— Start Dataset records —

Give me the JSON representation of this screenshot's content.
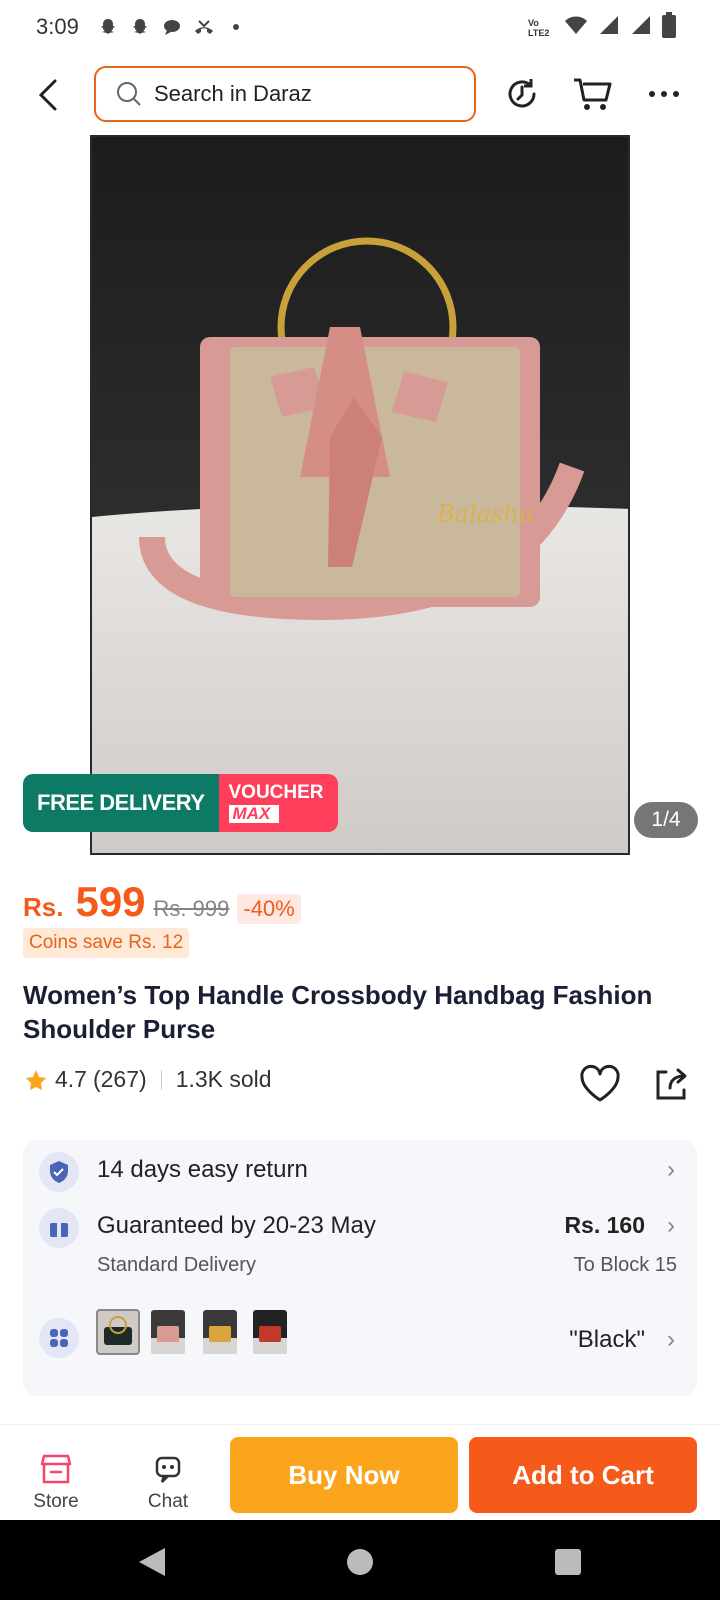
{
  "status_bar": {
    "time": "3:09",
    "network": "Vo LTE2"
  },
  "header": {
    "search_placeholder": "Search in Daraz"
  },
  "image": {
    "pager": "1/4",
    "promo_free": "FREE DELIVERY",
    "promo_voucher": "VOUCHER",
    "promo_voucher_sub": "MAX"
  },
  "price": {
    "currency": "Rs.",
    "value": "599",
    "original": "Rs. 999",
    "discount": "-40%",
    "coins": "Coins save Rs. 12"
  },
  "product": {
    "title": "Women’s Top Handle Crossbody Handbag Fashion Shoulder Purse",
    "rating": "4.7",
    "reviews": "(267)",
    "sold": "1.3K sold"
  },
  "info": {
    "return": "14 days easy return",
    "delivery": "Guaranteed by 20-23 May",
    "delivery_type": "Standard Delivery",
    "delivery_price": "Rs. 160",
    "delivery_to": "To Block 15",
    "variant": "\"Black\""
  },
  "bottom": {
    "store": "Store",
    "chat": "Chat",
    "buy_now": "Buy Now",
    "add_to_cart": "Add to Cart"
  },
  "colors": {
    "accent": "#f55a1a",
    "buy": "#faa51b",
    "free_delivery": "#0c7a64",
    "voucher": "#ff3e5c"
  }
}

— End Dataset records —

Reproduce all entries without any change, and omit the pictures.

Give me the JSON representation of this screenshot's content.
{
  "status_bar": {
    "time": "3:09",
    "network": "Vo LTE2"
  },
  "header": {
    "search_placeholder": "Search in Daraz"
  },
  "image": {
    "pager": "1/4",
    "promo_free": "FREE DELIVERY",
    "promo_voucher": "VOUCHER",
    "promo_voucher_sub": "MAX"
  },
  "price": {
    "currency": "Rs.",
    "value": "599",
    "original": "Rs. 999",
    "discount": "-40%",
    "coins": "Coins save Rs. 12"
  },
  "product": {
    "title": "Women’s Top Handle Crossbody Handbag Fashion Shoulder Purse",
    "rating": "4.7",
    "reviews": "(267)",
    "sold": "1.3K sold"
  },
  "info": {
    "return": "14 days easy return",
    "delivery": "Guaranteed by 20-23 May",
    "delivery_type": "Standard Delivery",
    "delivery_price": "Rs. 160",
    "delivery_to": "To Block 15",
    "variant": "\"Black\""
  },
  "bottom": {
    "store": "Store",
    "chat": "Chat",
    "buy_now": "Buy Now",
    "add_to_cart": "Add to Cart"
  },
  "colors": {
    "accent": "#f55a1a",
    "buy": "#faa51b",
    "free_delivery": "#0c7a64",
    "voucher": "#ff3e5c"
  }
}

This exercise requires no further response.